Job | Reproduce the records below in their entirety, character for character.

Input material |
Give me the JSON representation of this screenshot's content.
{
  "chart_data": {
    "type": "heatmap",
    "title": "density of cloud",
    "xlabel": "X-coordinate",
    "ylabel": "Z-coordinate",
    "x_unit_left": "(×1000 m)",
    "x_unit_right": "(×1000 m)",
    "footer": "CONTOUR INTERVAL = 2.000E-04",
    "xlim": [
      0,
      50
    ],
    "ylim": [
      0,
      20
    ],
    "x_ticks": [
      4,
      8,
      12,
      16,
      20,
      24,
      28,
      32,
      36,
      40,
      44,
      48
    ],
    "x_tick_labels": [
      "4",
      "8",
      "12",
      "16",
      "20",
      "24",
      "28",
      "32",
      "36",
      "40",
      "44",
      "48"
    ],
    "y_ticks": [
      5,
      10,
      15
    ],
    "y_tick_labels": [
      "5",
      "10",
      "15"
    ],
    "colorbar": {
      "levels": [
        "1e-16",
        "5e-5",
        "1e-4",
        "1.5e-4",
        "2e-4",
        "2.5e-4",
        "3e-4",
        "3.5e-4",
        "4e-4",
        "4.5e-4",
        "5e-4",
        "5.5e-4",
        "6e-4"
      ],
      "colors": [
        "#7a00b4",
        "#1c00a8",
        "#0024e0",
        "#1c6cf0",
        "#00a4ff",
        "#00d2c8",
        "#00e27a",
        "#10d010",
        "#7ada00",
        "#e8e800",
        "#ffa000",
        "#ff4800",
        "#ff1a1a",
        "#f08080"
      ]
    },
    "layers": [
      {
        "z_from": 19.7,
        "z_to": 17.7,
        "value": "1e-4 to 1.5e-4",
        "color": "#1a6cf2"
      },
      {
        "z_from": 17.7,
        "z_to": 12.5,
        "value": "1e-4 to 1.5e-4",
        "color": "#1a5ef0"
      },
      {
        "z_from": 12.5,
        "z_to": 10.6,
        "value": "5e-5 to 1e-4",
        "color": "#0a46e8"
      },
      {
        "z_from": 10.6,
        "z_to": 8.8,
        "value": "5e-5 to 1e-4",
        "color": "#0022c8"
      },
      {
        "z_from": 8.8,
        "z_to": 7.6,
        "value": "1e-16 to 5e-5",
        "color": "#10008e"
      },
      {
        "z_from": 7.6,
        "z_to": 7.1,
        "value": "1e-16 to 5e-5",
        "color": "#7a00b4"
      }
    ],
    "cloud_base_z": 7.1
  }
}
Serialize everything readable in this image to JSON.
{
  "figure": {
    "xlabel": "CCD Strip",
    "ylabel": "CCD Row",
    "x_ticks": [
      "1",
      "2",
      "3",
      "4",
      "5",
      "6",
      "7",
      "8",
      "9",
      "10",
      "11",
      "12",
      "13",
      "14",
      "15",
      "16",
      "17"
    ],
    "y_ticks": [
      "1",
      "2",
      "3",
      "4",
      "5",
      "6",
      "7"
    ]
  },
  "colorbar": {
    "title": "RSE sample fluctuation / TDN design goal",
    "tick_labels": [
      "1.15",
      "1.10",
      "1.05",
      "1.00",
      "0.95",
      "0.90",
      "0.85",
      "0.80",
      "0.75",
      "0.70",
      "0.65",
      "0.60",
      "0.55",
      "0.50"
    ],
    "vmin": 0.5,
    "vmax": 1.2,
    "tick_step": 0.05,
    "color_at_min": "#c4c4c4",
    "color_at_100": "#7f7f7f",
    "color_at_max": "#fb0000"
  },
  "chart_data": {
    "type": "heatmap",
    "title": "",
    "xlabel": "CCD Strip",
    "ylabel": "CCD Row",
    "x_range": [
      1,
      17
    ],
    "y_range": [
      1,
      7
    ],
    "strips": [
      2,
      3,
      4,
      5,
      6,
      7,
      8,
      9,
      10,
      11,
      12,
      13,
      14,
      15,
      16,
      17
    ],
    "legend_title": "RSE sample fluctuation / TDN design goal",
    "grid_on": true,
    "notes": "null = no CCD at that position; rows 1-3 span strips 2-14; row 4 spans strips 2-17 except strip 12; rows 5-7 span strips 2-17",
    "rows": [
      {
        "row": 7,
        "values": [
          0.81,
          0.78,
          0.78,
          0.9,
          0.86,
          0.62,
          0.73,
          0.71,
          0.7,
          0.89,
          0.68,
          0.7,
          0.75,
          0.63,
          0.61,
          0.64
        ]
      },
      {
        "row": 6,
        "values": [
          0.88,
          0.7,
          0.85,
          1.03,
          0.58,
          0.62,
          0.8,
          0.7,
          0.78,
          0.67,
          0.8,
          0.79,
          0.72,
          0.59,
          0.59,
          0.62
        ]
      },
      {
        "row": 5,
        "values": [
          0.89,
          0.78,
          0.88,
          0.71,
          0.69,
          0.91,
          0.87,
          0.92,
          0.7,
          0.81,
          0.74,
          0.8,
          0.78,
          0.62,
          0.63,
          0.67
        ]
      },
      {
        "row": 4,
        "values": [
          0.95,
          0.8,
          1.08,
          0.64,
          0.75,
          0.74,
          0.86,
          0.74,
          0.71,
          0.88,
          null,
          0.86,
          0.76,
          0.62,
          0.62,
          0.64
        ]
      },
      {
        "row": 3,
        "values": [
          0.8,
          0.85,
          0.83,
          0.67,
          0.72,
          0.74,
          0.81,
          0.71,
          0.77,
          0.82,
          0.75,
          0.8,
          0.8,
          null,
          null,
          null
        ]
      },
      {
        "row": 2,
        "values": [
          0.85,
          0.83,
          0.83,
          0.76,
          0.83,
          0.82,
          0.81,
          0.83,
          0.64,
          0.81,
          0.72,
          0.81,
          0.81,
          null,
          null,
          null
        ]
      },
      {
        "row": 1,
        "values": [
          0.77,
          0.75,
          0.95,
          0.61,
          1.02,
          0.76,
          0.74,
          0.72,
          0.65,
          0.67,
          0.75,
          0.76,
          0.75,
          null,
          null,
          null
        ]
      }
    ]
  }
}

Solution for this problem |
Give me the JSON representation of this screenshot's content.
{
  "chart_data": {
    "type": "heatmap",
    "title": "density of cloud",
    "xlabel": "X-coordinate",
    "ylabel": "Z-coordinate",
    "x_unit_left": "(×1000 m)",
    "x_unit_right": "(×1000 m)",
    "footer": "CONTOUR INTERVAL = 2.000E-04",
    "xlim": [
      0,
      50
    ],
    "ylim": [
      0,
      20
    ],
    "x_ticks": [
      4,
      8,
      12,
      16,
      20,
      24,
      28,
      32,
      36,
      40,
      44,
      48
    ],
    "x_tick_labels": [
      "4",
      "8",
      "12",
      "16",
      "20",
      "24",
      "28",
      "32",
      "36",
      "40",
      "44",
      "48"
    ],
    "y_ticks": [
      5,
      10,
      15
    ],
    "y_tick_labels": [
      "5",
      "10",
      "15"
    ],
    "colorbar": {
      "levels": [
        "1e-16",
        "5e-5",
        "1e-4",
        "1.5e-4",
        "2e-4",
        "2.5e-4",
        "3e-4",
        "3.5e-4",
        "4e-4",
        "4.5e-4",
        "5e-4",
        "5.5e-4",
        "6e-4"
      ],
      "colors": [
        "#7a00b4",
        "#1c00a8",
        "#0024e0",
        "#1c6cf0",
        "#00a4ff",
        "#00d2c8",
        "#00e27a",
        "#10d010",
        "#7ada00",
        "#e8e800",
        "#ffa000",
        "#ff4800",
        "#ff1a1a",
        "#f08080"
      ]
    },
    "layers": [
      {
        "z_from": 19.7,
        "z_to": 17.7,
        "value": "1e-4 to 1.5e-4",
        "color": "#1a6cf2"
      },
      {
        "z_from": 17.7,
        "z_to": 12.5,
        "value": "1e-4 to 1.5e-4",
        "color": "#1a5ef0"
      },
      {
        "z_from": 12.5,
        "z_to": 10.6,
        "value": "5e-5 to 1e-4",
        "color": "#0a46e8"
      },
      {
        "z_from": 10.6,
        "z_to": 8.8,
        "value": "5e-5 to 1e-4",
        "color": "#0022c8"
      },
      {
        "z_from": 8.8,
        "z_to": 7.6,
        "value": "1e-16 to 5e-5",
        "color": "#10008e"
      },
      {
        "z_from": 7.6,
        "z_to": 7.1,
        "value": "1e-16 to 5e-5",
        "color": "#7a00b4"
      }
    ],
    "cloud_base_z": 7.1
  }
}
Serialize everything readable in this image to JSON.
{
  "figure": {
    "xlabel": "CCD Strip",
    "ylabel": "CCD Row",
    "x_ticks": [
      "1",
      "2",
      "3",
      "4",
      "5",
      "6",
      "7",
      "8",
      "9",
      "10",
      "11",
      "12",
      "13",
      "14",
      "15",
      "16",
      "17"
    ],
    "y_ticks": [
      "1",
      "2",
      "3",
      "4",
      "5",
      "6",
      "7"
    ]
  },
  "colorbar": {
    "title": "RSE sample fluctuation / TDN design goal",
    "tick_labels": [
      "1.15",
      "1.10",
      "1.05",
      "1.00",
      "0.95",
      "0.90",
      "0.85",
      "0.80",
      "0.75",
      "0.70",
      "0.65",
      "0.60",
      "0.55",
      "0.50"
    ],
    "vmin": 0.5,
    "vmax": 1.2,
    "tick_step": 0.05,
    "color_at_min": "#c4c4c4",
    "color_at_100": "#7f7f7f",
    "color_at_max": "#fb0000"
  },
  "chart_data": {
    "type": "heatmap",
    "title": "",
    "xlabel": "CCD Strip",
    "ylabel": "CCD Row",
    "x_range": [
      1,
      17
    ],
    "y_range": [
      1,
      7
    ],
    "strips": [
      2,
      3,
      4,
      5,
      6,
      7,
      8,
      9,
      10,
      11,
      12,
      13,
      14,
      15,
      16,
      17
    ],
    "legend_title": "RSE sample fluctuation / TDN design goal",
    "grid_on": true,
    "notes": "null = no CCD at that position; rows 1-3 span strips 2-14; row 4 spans strips 2-17 except strip 12; rows 5-7 span strips 2-17",
    "rows": [
      {
        "row": 7,
        "values": [
          0.81,
          0.78,
          0.78,
          0.9,
          0.86,
          0.62,
          0.73,
          0.71,
          0.7,
          0.89,
          0.68,
          0.7,
          0.75,
          0.63,
          0.61,
          0.64
        ]
      },
      {
        "row": 6,
        "values": [
          0.88,
          0.7,
          0.85,
          1.03,
          0.58,
          0.62,
          0.8,
          0.7,
          0.78,
          0.67,
          0.8,
          0.79,
          0.72,
          0.59,
          0.59,
          0.62
        ]
      },
      {
        "row": 5,
        "values": [
          0.89,
          0.78,
          0.88,
          0.71,
          0.69,
          0.91,
          0.87,
          0.92,
          0.7,
          0.81,
          0.74,
          0.8,
          0.78,
          0.62,
          0.63,
          0.67
        ]
      },
      {
        "row": 4,
        "values": [
          0.95,
          0.8,
          1.08,
          0.64,
          0.75,
          0.74,
          0.86,
          0.74,
          0.71,
          0.88,
          null,
          0.86,
          0.76,
          0.62,
          0.62,
          0.64
        ]
      },
      {
        "row": 3,
        "values": [
          0.8,
          0.85,
          0.83,
          0.67,
          0.72,
          0.74,
          0.81,
          0.71,
          0.77,
          0.82,
          0.75,
          0.8,
          0.8,
          null,
          null,
          null
        ]
      },
      {
        "row": 2,
        "values": [
          0.85,
          0.83,
          0.83,
          0.76,
          0.83,
          0.82,
          0.81,
          0.83,
          0.64,
          0.81,
          0.72,
          0.81,
          0.81,
          null,
          null,
          null
        ]
      },
      {
        "row": 1,
        "values": [
          0.77,
          0.75,
          0.95,
          0.61,
          1.02,
          0.76,
          0.74,
          0.72,
          0.65,
          0.67,
          0.75,
          0.76,
          0.75,
          null,
          null,
          null
        ]
      }
    ]
  }
}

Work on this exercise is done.